→ Task
From the entries below, copy every line where the string "language" appears.

━━━━

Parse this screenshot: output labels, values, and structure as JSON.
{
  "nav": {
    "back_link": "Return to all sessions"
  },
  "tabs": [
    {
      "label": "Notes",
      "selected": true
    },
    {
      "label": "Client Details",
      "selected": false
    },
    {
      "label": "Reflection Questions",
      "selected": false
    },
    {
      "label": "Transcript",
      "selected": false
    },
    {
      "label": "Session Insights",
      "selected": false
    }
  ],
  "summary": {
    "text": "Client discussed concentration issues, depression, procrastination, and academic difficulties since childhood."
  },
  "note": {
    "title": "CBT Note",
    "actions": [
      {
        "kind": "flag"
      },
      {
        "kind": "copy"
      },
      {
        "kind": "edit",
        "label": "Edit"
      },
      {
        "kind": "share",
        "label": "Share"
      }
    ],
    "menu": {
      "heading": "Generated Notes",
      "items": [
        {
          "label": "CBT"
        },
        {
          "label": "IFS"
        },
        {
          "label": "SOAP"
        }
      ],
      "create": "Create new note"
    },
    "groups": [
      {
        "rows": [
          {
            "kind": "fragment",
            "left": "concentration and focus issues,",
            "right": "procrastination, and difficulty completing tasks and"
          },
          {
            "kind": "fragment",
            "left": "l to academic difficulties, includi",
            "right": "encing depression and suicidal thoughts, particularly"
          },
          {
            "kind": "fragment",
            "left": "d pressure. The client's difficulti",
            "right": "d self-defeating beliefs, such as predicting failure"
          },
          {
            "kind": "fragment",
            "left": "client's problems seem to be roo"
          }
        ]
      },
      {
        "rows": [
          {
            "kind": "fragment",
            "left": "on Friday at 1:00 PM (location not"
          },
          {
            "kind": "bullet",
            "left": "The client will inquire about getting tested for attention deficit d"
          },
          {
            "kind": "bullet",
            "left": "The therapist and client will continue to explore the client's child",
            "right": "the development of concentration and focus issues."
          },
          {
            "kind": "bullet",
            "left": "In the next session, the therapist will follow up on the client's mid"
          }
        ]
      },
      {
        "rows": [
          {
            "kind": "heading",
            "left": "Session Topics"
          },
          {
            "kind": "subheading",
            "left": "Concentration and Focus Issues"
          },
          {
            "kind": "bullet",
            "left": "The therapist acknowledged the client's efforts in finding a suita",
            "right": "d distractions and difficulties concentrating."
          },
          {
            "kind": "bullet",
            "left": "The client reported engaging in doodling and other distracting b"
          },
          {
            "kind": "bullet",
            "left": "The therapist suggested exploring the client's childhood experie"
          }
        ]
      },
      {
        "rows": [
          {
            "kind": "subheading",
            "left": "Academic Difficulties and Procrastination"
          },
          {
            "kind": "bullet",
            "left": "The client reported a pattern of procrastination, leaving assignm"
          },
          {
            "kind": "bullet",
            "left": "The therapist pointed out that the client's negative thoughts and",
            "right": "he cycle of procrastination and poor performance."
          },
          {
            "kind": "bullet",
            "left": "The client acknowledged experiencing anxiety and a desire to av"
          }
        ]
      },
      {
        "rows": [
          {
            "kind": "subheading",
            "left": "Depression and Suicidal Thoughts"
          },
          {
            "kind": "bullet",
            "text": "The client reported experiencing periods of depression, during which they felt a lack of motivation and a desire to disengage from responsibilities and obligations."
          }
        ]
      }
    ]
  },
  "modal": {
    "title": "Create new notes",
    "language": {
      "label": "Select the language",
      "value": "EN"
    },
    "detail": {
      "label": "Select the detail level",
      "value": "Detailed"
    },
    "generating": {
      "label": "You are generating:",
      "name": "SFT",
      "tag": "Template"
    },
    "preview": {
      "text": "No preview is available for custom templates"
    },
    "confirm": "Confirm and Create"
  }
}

━━━━

→ Task answer
    "language": {
      "label": "Select the language",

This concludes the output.